[START Dataset excerpts]

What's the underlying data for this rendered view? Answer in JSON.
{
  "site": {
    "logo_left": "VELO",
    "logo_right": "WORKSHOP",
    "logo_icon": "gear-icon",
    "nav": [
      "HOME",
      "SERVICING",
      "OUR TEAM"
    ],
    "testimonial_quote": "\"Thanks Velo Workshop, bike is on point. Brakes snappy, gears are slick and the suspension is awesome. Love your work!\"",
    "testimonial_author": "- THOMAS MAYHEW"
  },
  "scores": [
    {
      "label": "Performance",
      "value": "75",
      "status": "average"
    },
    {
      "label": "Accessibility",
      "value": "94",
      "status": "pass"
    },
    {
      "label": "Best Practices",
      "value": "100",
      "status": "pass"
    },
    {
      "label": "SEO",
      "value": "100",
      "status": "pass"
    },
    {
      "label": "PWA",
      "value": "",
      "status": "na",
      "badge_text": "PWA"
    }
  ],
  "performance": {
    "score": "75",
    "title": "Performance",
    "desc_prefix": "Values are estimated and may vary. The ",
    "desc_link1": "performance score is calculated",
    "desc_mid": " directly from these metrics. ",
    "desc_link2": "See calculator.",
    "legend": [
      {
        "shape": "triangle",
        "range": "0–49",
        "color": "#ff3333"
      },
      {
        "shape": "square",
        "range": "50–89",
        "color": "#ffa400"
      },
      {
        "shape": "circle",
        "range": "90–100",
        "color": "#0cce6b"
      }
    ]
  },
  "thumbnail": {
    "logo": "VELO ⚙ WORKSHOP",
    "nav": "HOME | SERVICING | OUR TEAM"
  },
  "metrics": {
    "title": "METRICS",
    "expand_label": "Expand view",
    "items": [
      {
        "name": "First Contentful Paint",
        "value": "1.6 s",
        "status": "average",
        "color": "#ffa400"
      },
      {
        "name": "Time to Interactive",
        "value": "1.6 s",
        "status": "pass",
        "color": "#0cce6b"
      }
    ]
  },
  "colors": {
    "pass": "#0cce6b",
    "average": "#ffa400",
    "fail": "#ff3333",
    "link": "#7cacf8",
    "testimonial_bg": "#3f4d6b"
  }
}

[END Dataset excerpts]
[START Dataset excerpts]

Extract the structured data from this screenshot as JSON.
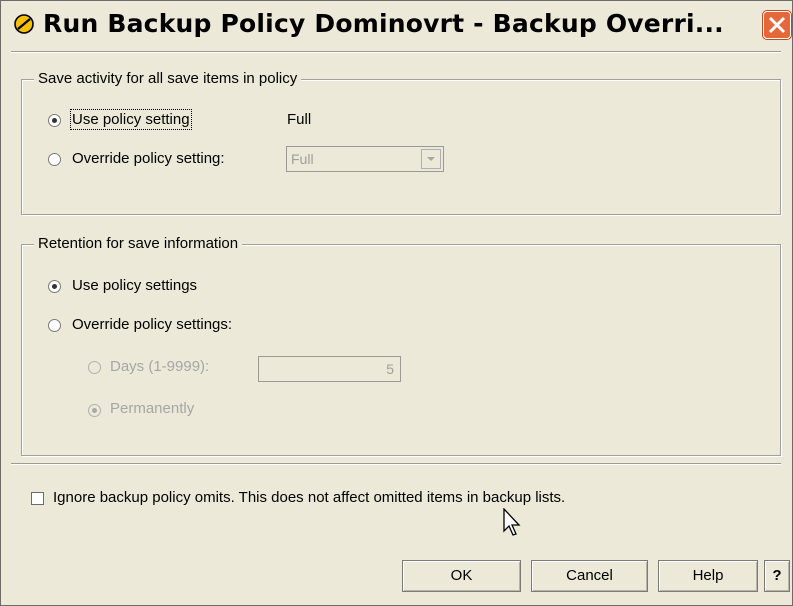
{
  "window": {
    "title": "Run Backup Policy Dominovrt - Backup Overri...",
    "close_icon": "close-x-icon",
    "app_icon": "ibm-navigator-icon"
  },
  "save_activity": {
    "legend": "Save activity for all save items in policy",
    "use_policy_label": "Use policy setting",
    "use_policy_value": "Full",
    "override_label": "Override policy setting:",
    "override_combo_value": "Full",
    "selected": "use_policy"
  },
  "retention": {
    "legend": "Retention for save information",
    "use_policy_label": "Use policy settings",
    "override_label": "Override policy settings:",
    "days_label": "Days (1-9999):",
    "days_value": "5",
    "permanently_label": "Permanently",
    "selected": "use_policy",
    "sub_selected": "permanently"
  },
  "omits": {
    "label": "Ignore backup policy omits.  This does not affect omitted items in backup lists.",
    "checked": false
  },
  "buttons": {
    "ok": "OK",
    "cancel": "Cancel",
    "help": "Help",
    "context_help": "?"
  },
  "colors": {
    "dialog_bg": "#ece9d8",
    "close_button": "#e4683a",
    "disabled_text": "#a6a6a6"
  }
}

[END Dataset excerpts]

Take every line above carrying "title" and return it.

    "title": "Performance",
    "title": "METRICS",
    "title": "Run Backup Policy Dominovrt - Backup Overri...",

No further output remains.